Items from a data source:
-- Start --

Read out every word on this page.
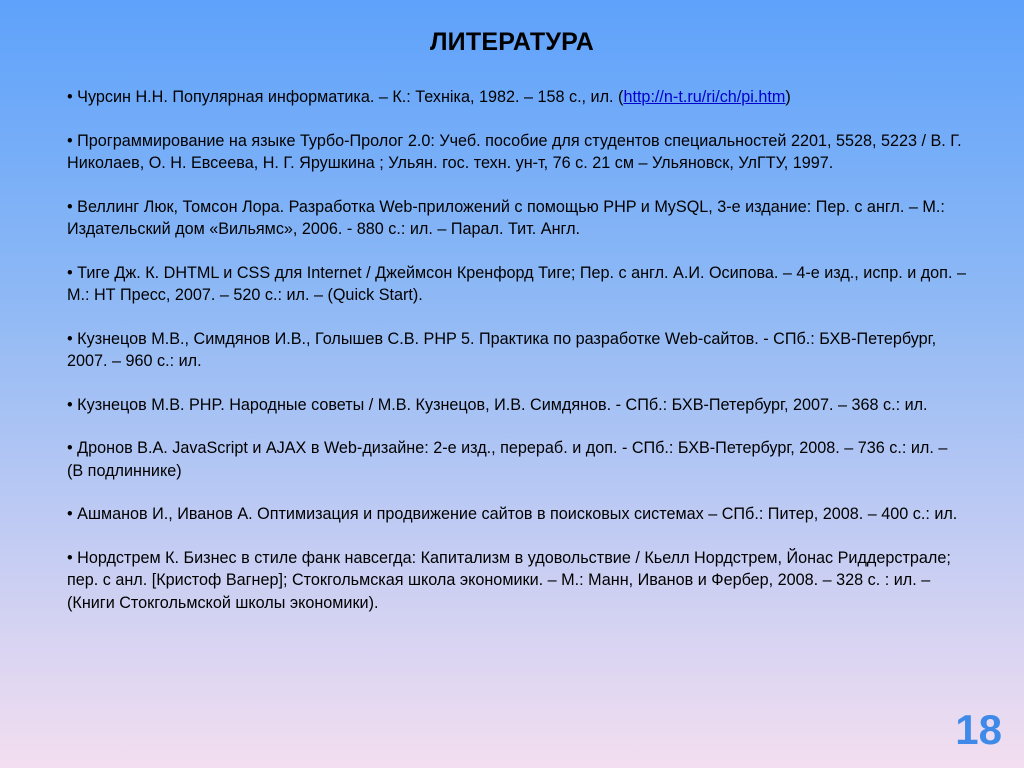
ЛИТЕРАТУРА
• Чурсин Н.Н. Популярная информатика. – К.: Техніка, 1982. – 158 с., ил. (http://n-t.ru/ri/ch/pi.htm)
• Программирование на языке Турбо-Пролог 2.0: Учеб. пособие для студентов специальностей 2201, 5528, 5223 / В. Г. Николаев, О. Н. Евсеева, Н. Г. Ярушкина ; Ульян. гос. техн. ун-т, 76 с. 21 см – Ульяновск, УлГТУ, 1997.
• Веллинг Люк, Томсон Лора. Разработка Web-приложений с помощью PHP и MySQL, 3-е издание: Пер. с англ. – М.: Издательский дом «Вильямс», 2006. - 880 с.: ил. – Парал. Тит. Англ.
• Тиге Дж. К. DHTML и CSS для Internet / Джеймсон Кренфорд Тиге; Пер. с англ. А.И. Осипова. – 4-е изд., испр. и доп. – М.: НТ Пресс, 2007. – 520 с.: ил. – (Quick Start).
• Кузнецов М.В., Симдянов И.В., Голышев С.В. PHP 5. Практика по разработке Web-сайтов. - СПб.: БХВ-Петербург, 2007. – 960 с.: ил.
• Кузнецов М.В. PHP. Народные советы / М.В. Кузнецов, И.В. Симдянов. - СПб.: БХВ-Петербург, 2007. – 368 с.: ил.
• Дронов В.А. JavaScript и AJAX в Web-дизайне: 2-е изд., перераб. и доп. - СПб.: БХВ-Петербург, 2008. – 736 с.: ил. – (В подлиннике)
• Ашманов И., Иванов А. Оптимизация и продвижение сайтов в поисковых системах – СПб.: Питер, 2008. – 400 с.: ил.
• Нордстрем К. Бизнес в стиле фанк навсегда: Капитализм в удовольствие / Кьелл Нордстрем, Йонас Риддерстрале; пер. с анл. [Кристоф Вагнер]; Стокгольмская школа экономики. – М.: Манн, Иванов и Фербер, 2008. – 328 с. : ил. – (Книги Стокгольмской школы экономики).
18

-- End --

WORK TO DO: Transcribe every entry above exactly. Omit all pictures.

TASK OUTPUT:
Read out every word on this page.
ЛИТЕРАТУРА
• Чурсин Н.Н. Популярная информатика. – К.: Техніка, 1982. – 158 с., ил. (http://n-t.ru/ri/ch/pi.htm)
• Программирование на языке Турбо-Пролог 2.0: Учеб. пособие для студентов специальностей 2201, 5528, 5223 / В. Г. Николаев, О. Н. Евсеева, Н. Г. Ярушкина ; Ульян. гос. техн. ун-т, 76 с. 21 см – Ульяновск, УлГТУ, 1997.
• Веллинг Люк, Томсон Лора. Разработка Web-приложений с помощью PHP и MySQL, 3-е издание: Пер. с англ. – М.: Издательский дом «Вильямс», 2006. - 880 с.: ил. – Парал. Тит. Англ.
• Тиге Дж. К. DHTML и CSS для Internet / Джеймсон Кренфорд Тиге; Пер. с англ. А.И. Осипова. – 4-е изд., испр. и доп. – М.: НТ Пресс, 2007. – 520 с.: ил. – (Quick Start).
• Кузнецов М.В., Симдянов И.В., Голышев С.В. PHP 5. Практика по разработке Web-сайтов. - СПб.: БХВ-Петербург, 2007. – 960 с.: ил.
• Кузнецов М.В. PHP. Народные советы / М.В. Кузнецов, И.В. Симдянов. - СПб.: БХВ-Петербург, 2007. – 368 с.: ил.
• Дронов В.А. JavaScript и AJAX в Web-дизайне: 2-е изд., перераб. и доп. - СПб.: БХВ-Петербург, 2008. – 736 с.: ил. – (В подлиннике)
• Ашманов И., Иванов А. Оптимизация и продвижение сайтов в поисковых системах – СПб.: Питер, 2008. – 400 с.: ил.
• Нордстрем К. Бизнес в стиле фанк навсегда: Капитализм в удовольствие / Кьелл Нордстрем, Йонас Риддерстрале; пер. с анл. [Кристоф Вагнер]; Стокгольмская школа экономики. – М.: Манн, Иванов и Фербер, 2008. – 328 с. : ил. – (Книги Стокгольмской школы экономики).
18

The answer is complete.